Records
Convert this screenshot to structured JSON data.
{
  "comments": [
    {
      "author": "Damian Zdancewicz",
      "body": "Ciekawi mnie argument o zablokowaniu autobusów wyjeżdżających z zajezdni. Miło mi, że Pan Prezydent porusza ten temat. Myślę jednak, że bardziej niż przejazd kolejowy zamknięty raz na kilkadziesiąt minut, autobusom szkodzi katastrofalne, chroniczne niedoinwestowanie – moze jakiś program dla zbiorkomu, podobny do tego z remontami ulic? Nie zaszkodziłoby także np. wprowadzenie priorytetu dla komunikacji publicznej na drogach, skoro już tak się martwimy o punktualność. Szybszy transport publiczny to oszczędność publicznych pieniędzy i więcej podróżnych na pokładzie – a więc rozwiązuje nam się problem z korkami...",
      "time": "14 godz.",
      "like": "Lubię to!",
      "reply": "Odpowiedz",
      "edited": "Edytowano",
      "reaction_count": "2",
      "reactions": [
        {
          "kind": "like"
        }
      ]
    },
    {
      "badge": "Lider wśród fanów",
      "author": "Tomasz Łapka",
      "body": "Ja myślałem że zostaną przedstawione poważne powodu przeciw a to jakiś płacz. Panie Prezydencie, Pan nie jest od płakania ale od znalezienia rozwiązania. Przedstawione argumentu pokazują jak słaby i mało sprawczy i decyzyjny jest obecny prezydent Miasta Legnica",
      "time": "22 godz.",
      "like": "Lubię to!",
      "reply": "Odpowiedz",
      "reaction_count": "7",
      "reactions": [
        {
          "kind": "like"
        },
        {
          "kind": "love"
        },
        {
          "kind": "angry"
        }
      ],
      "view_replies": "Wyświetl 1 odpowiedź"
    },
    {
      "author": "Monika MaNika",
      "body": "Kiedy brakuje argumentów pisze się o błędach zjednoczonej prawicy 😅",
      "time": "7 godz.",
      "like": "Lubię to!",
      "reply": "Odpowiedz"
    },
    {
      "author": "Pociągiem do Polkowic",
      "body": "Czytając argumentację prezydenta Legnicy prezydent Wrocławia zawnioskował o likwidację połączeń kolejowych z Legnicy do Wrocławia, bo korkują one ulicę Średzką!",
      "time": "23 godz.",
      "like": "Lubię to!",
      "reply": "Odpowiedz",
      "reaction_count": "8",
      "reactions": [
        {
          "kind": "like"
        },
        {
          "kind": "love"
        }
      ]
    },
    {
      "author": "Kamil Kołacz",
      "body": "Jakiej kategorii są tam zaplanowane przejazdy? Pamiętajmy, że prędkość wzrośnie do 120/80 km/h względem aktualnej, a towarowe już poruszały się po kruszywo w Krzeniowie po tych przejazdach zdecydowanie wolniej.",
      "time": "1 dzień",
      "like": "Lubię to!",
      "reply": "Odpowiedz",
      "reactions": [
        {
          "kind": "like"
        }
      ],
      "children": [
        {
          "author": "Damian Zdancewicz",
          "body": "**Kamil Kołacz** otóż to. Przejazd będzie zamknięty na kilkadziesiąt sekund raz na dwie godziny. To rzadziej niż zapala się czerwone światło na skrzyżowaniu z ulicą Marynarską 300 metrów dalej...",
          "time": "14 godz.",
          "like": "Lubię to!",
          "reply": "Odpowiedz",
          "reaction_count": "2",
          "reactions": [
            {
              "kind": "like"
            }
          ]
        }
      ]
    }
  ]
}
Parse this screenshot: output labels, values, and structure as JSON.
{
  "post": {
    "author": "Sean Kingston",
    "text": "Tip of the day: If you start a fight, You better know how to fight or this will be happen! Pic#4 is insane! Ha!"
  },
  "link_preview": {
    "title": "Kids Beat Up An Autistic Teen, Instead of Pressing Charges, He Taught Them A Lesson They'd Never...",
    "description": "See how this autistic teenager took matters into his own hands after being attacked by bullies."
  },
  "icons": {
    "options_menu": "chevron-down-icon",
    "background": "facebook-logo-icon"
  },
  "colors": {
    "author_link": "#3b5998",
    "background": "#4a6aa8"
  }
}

§ TASK PROMPT
Could you reproduce every record above exactly as it appears?

§ WRITTEN ANSWER
Convert this screenshot to structured JSON data.
{
  "comments": [
    {
      "author": "Damian Zdancewicz",
      "body": "Ciekawi mnie argument o zablokowaniu autobusów wyjeżdżających z zajezdni. Miło mi, że Pan Prezydent porusza ten temat. Myślę jednak, że bardziej niż przejazd kolejowy zamknięty raz na kilkadziesiąt minut, autobusom szkodzi katastrofalne, chroniczne niedoinwestowanie – moze jakiś program dla zbiorkomu, podobny do tego z remontami ulic? Nie zaszkodziłoby także np. wprowadzenie priorytetu dla komunikacji publicznej na drogach, skoro już tak się martwimy o punktualność. Szybszy transport publiczny to oszczędność publicznych pieniędzy i więcej podróżnych na pokładzie – a więc rozwiązuje nam się problem z korkami...",
      "time": "14 godz.",
      "like": "Lubię to!",
      "reply": "Odpowiedz",
      "edited": "Edytowano",
      "reaction_count": "2",
      "reactions": [
        {
          "kind": "like"
        }
      ]
    },
    {
      "badge": "Lider wśród fanów",
      "author": "Tomasz Łapka",
      "body": "Ja myślałem że zostaną przedstawione poważne powodu przeciw a to jakiś płacz. Panie Prezydencie, Pan nie jest od płakania ale od znalezienia rozwiązania. Przedstawione argumentu pokazują jak słaby i mało sprawczy i decyzyjny jest obecny prezydent Miasta Legnica",
      "time": "22 godz.",
      "like": "Lubię to!",
      "reply": "Odpowiedz",
      "reaction_count": "7",
      "reactions": [
        {
          "kind": "like"
        },
        {
          "kind": "love"
        },
        {
          "kind": "angry"
        }
      ],
      "view_replies": "Wyświetl 1 odpowiedź"
    },
    {
      "author": "Monika MaNika",
      "body": "Kiedy brakuje argumentów pisze się o błędach zjednoczonej prawicy 😅",
      "time": "7 godz.",
      "like": "Lubię to!",
      "reply": "Odpowiedz"
    },
    {
      "author": "Pociągiem do Polkowic",
      "body": "Czytając argumentację prezydenta Legnicy prezydent Wrocławia zawnioskował o likwidację połączeń kolejowych z Legnicy do Wrocławia, bo korkują one ulicę Średzką!",
      "time": "23 godz.",
      "like": "Lubię to!",
      "reply": "Odpowiedz",
      "reaction_count": "8",
      "reactions": [
        {
          "kind": "like"
        },
        {
          "kind": "love"
        }
      ]
    },
    {
      "author": "Kamil Kołacz",
      "body": "Jakiej kategorii są tam zaplanowane przejazdy? Pamiętajmy, że prędkość wzrośnie do 120/80 km/h względem aktualnej, a towarowe już poruszały się po kruszywo w Krzeniowie po tych przejazdach zdecydowanie wolniej.",
      "time": "1 dzień",
      "like": "Lubię to!",
      "reply": "Odpowiedz",
      "reactions": [
        {
          "kind": "like"
        }
      ],
      "children": [
        {
          "author": "Damian Zdancewicz",
          "body": "**Kamil Kołacz** otóż to. Przejazd będzie zamknięty na kilkadziesiąt sekund raz na dwie godziny. To rzadziej niż zapala się czerwone światło na skrzyżowaniu z ulicą Marynarską 300 metrów dalej...",
          "time": "14 godz.",
          "like": "Lubię to!",
          "reply": "Odpowiedz",
          "reaction_count": "2",
          "reactions": [
            {
              "kind": "like"
            }
          ]
        }
      ]
    }
  ]
}
Parse this screenshot: output labels, values, and structure as JSON.
{
  "post": {
    "author": "Sean Kingston",
    "text": "Tip of the day: If you start a fight, You better know how to fight or this will be happen! Pic#4 is insane! Ha!"
  },
  "link_preview": {
    "title": "Kids Beat Up An Autistic Teen, Instead of Pressing Charges, He Taught Them A Lesson They'd Never...",
    "description": "See how this autistic teenager took matters into his own hands after being attacked by bullies."
  },
  "icons": {
    "options_menu": "chevron-down-icon",
    "background": "facebook-logo-icon"
  },
  "colors": {
    "author_link": "#3b5998",
    "background": "#4a6aa8"
  }
}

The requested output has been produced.